### Vorliegender Text ###
Stadtsaal – Andreas Vitásek: Austrophobia

Oktober 11, 2018 in Bühne

VON MICHAELA MOTTINGER

Ein tiefer Blick in die Untiefen der Seele

Bild: Udo Leitner

Kein Schmäh. Die Angststörung gibt es tatsächlich. Von Ärzten definiert als Furcht vor Österreich und den hier lebenden Menschen, als ein Erschrecken vor der hiesigen Kultur. Ob Andreas Vitásek wirklich darunter leidet? … naja, sein aktuelles Programm bewegt sich schließlich nicht umsonst virtuos im Wechselschritt zwischen erlebt und erfunden. „Austrophobia“ heißt es, ist das 13.

Und gut ist’s, dass der Vitásek kein Triskaidekaphobiker ist, sonst hätte er damit nämlich arg Probleme. Man merkt, dem Kabarettisten geht es diesmal um Krankheit. Also, die der Seele. Er riskiert einen tiefen Blick in die Untiefen der österreichischen. Und in die eigene, weil die doch auch nur eine einheimische ist. Lieber aber, sagt er, fährt er weg, als dass er „heimkommt“, da hat er so ein kindheitliches Sprachtrauma von Ins-Heim-kommen, „wennst nicht brav bist“. Überhaupt, der Heimat-Begriff, das ganze Dirndlgetue im Servusland, ist ihm eher suspekt. Zuhause, sagt er, ist dort, wo man gerne kackt, Heimat ist, wo man begraben sein will. Und „fremdeln“ habe immer mit einem direkt und diesem Ein-bissl-mag-ich-mich-selber-nicht-Gefühl zu tun.
### Datenauszüge ###
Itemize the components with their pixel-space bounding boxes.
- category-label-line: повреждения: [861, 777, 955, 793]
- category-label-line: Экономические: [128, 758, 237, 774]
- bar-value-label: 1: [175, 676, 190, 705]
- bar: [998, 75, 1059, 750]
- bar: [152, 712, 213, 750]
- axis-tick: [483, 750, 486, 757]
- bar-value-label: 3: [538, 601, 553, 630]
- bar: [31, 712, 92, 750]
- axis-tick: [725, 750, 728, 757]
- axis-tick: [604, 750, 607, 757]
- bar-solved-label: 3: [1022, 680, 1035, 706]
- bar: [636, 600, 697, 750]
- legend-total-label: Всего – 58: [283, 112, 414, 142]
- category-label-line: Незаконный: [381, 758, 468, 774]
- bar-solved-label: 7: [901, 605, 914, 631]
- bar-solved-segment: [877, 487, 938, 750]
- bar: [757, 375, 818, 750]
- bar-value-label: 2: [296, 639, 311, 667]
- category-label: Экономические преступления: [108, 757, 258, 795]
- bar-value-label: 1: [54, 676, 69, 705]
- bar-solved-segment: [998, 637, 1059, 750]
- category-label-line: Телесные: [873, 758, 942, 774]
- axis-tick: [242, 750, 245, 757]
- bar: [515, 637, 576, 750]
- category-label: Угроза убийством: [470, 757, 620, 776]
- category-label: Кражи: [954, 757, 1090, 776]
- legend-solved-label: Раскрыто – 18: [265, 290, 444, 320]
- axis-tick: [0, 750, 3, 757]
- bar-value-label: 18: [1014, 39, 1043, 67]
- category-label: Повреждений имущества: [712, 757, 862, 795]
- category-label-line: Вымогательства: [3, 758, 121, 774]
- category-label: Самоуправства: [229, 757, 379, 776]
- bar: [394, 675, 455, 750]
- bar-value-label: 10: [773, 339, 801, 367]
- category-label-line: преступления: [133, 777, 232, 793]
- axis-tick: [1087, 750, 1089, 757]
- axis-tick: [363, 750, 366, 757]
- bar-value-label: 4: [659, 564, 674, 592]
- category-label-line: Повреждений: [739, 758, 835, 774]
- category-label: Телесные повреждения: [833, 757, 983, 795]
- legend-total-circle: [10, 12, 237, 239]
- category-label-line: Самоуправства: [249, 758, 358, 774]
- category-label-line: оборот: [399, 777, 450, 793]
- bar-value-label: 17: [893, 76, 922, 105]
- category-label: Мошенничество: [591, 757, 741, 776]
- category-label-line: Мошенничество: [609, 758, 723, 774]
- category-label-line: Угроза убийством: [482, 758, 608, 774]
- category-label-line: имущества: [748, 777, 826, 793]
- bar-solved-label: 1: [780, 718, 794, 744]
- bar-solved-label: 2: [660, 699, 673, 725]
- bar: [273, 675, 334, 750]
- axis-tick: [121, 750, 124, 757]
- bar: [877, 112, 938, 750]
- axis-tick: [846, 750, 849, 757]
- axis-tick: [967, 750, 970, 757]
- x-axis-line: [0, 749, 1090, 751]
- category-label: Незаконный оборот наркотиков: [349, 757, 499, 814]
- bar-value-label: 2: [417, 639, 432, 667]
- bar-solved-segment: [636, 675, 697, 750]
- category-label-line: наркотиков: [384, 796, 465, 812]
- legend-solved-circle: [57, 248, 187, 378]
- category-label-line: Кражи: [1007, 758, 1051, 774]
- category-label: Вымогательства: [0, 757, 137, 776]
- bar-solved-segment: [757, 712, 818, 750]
###
**Aufgabenstellung:**
Überarbeiten Sie die Kritik zu „Austrophobia“ von „Ein tiefer Blick“ bis „ist das 13.“, indem Sie diesen Abschnitt wiedergeben und darin „Angststörung“ durch „Phobie“ ersetzen. Die Datensätze stammen aus einer anderen Quelle.

**Lösung:**
Ein tiefer Blick in die Untiefen der Seele

Bild: Udo Leitner

Kein Schmäh. Die Phobie gibt es tatsächlich. Von Ärzten definiert als Furcht vor Österreich und den hier lebenden Menschen, als ein Erschrecken vor der hiesigen Kultur. Ob Andreas Vitásek wirklich darunter leidet? … naja, sein aktuelles Programm bewegt sich schließlich nicht umsonst virtuos im Wechselschritt zwischen erlebt und erfunden. „Austrophobia“ heißt es, ist das 13.